Edit the entries below so that every "reply-text" becomes "reply-body", and keep everything else the same.

[Element box annotations]
-.-.-
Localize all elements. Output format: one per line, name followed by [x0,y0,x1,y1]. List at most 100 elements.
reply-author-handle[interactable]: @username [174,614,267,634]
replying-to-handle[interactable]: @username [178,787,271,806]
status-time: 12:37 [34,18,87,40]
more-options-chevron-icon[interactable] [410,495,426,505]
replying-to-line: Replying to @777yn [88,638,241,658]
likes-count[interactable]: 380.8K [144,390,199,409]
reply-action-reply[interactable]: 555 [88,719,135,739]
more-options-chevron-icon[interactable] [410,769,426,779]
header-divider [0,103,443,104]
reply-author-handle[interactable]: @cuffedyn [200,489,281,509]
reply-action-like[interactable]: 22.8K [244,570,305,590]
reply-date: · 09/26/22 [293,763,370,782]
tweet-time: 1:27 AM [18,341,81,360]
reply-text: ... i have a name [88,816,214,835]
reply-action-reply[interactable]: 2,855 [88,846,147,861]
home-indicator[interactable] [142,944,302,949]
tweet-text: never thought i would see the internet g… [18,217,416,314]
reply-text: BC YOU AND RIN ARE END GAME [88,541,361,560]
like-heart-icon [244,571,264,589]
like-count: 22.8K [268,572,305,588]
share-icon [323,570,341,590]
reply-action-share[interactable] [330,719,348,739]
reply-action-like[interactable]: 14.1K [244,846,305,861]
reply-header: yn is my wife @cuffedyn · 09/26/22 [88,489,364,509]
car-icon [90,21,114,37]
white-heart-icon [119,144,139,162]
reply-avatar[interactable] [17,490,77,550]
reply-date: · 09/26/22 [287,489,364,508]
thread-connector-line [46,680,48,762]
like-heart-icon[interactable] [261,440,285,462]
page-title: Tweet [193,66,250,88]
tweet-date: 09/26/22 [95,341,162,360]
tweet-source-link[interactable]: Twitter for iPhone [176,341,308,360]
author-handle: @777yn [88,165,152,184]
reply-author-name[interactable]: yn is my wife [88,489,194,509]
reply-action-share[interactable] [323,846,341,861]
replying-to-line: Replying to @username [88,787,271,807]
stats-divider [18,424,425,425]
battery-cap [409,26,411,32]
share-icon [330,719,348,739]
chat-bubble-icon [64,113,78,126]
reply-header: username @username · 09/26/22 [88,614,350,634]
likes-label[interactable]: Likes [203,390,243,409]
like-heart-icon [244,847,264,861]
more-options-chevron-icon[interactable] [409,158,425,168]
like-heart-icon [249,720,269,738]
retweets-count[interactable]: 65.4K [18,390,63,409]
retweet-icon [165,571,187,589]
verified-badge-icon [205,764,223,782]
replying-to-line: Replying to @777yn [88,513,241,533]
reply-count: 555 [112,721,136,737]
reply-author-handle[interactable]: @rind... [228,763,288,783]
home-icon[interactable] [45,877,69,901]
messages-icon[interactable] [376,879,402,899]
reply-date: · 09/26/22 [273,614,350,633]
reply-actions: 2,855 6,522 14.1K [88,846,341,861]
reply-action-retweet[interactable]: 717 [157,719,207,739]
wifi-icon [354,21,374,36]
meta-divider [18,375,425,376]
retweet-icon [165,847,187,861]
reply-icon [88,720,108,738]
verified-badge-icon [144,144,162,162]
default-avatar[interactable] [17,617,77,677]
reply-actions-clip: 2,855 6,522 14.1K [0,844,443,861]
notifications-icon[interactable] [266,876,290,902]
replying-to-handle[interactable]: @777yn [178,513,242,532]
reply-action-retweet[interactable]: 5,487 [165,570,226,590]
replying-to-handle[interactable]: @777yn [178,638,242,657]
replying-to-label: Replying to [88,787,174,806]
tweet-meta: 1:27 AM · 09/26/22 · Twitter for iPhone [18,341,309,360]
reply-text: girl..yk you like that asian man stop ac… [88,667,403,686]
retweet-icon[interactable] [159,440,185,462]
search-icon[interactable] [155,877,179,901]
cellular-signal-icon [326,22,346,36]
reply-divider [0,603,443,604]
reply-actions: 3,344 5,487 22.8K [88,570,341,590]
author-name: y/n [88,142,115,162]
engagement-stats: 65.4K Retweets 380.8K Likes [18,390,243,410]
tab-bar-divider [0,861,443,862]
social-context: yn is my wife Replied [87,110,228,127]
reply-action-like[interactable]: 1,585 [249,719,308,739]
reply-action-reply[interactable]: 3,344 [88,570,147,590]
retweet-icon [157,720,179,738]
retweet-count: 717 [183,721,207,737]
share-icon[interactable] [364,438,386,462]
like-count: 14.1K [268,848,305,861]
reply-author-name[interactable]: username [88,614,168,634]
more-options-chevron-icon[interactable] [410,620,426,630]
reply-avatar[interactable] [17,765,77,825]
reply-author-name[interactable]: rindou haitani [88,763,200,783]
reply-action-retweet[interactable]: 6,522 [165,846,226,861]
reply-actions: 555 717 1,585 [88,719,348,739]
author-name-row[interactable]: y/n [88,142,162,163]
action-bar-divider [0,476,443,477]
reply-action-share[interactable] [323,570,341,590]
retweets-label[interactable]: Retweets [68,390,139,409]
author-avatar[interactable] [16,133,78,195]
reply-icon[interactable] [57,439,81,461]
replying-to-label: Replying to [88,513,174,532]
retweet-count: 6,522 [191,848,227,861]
-.-.-
* EXPECTED ANSWER
Localize all elements. Output format: one per line, name followed by [x0,y0,x1,y1]. List at most 100 elements.
reply-author-handle[interactable]: @username [174,614,267,634]
replying-to-handle[interactable]: @username [178,787,271,806]
status-time: 12:37 [34,18,87,40]
more-options-chevron-icon[interactable] [410,495,426,505]
replying-to-line: Replying to @777yn [88,638,241,658]
likes-count[interactable]: 380.8K [144,390,199,409]
reply-action-reply[interactable]: 555 [88,719,135,739]
more-options-chevron-icon[interactable] [410,769,426,779]
header-divider [0,103,443,104]
reply-author-handle[interactable]: @cuffedyn [200,489,281,509]
reply-action-like[interactable]: 22.8K [244,570,305,590]
reply-date: · 09/26/22 [293,763,370,782]
tweet-time: 1:27 AM [18,341,81,360]
reply-body: ... i have a name [88,816,214,835]
reply-action-reply[interactable]: 2,855 [88,846,147,861]
home-indicator[interactable] [142,944,302,949]
tweet-text: never thought i would see the internet g… [18,217,416,314]
reply-body: BC YOU AND RIN ARE END GAME [88,541,361,560]
like-heart-icon [244,571,264,589]
like-count: 22.8K [268,572,305,588]
share-icon [323,570,341,590]
reply-action-share[interactable] [330,719,348,739]
reply-action-like[interactable]: 14.1K [244,846,305,861]
reply-header: yn is my wife @cuffedyn · 09/26/22 [88,489,364,509]
car-icon [90,21,114,37]
white-heart-icon [119,144,139,162]
reply-avatar[interactable] [17,490,77,550]
reply-date: · 09/26/22 [287,489,364,508]
thread-connector-line [46,680,48,762]
like-heart-icon[interactable] [261,440,285,462]
page-title: Tweet [193,66,250,88]
tweet-date: 09/26/22 [95,341,162,360]
tweet-source-link[interactable]: Twitter for iPhone [176,341,308,360]
author-handle: @777yn [88,165,152,184]
reply-author-name[interactable]: yn is my wife [88,489,194,509]
reply-action-share[interactable] [323,846,341,861]
replying-to-line: Replying to @username [88,787,271,807]
stats-divider [18,424,425,425]
battery-cap [409,26,411,32]
share-icon [330,719,348,739]
chat-bubble-icon [64,113,78,126]
reply-header: username @username · 09/26/22 [88,614,350,634]
likes-label[interactable]: Likes [203,390,243,409]
like-heart-icon [244,847,264,861]
more-options-chevron-icon[interactable] [409,158,425,168]
like-heart-icon [249,720,269,738]
retweets-count[interactable]: 65.4K [18,390,63,409]
retweet-icon [165,571,187,589]
verified-badge-icon [205,764,223,782]
replying-to-line: Replying to @777yn [88,513,241,533]
reply-count: 555 [112,721,136,737]
reply-author-handle[interactable]: @rind... [228,763,288,783]
home-icon[interactable] [45,877,69,901]
messages-icon[interactable] [376,879,402,899]
reply-date: · 09/26/22 [273,614,350,633]
reply-actions: 2,855 6,522 14.1K [88,846,341,861]
reply-action-retweet[interactable]: 717 [157,719,207,739]
wifi-icon [354,21,374,36]
meta-divider [18,375,425,376]
retweet-icon [165,847,187,861]
reply-icon [88,720,108,738]
verified-badge-icon [144,144,162,162]
default-avatar[interactable] [17,617,77,677]
reply-actions-clip: 2,855 6,522 14.1K [0,844,443,861]
notifications-icon[interactable] [266,876,290,902]
replying-to-handle[interactable]: @777yn [178,513,242,532]
reply-action-retweet[interactable]: 5,487 [165,570,226,590]
replying-to-handle[interactable]: @777yn [178,638,242,657]
replying-to-label: Replying to [88,787,174,806]
tweet-meta: 1:27 AM · 09/26/22 · Twitter for iPhone [18,341,309,360]
reply-body: girl..yk you like that asian man stop ac… [88,667,403,686]
retweet-icon[interactable] [159,440,185,462]
search-icon[interactable] [155,877,179,901]
cellular-signal-icon [326,22,346,36]
reply-divider [0,603,443,604]
reply-actions: 3,344 5,487 22.8K [88,570,341,590]
author-name: y/n [88,142,115,162]
engagement-stats: 65.4K Retweets 380.8K Likes [18,390,243,410]
tab-bar-divider [0,861,443,862]
social-context: yn is my wife Replied [87,110,228,127]
reply-action-like[interactable]: 1,585 [249,719,308,739]
reply-action-reply[interactable]: 3,344 [88,570,147,590]
retweet-icon [157,720,179,738]
retweet-count: 717 [183,721,207,737]
share-icon[interactable] [364,438,386,462]
like-count: 14.1K [268,848,305,861]
reply-author-name[interactable]: username [88,614,168,634]
more-options-chevron-icon[interactable] [410,620,426,630]
reply-avatar[interactable] [17,765,77,825]
reply-author-name[interactable]: rindou haitani [88,763,200,783]
reply-action-retweet[interactable]: 6,522 [165,846,226,861]
reply-actions: 555 717 1,585 [88,719,348,739]
author-name-row[interactable]: y/n [88,142,162,163]
action-bar-divider [0,476,443,477]
reply-action-share[interactable] [323,570,341,590]
retweets-label[interactable]: Retweets [68,390,139,409]
author-avatar[interactable] [16,133,78,195]
reply-icon[interactable] [57,439,81,461]
replying-to-label: Replying to [88,513,174,532]
retweet-count: 6,522 [191,848,227,861]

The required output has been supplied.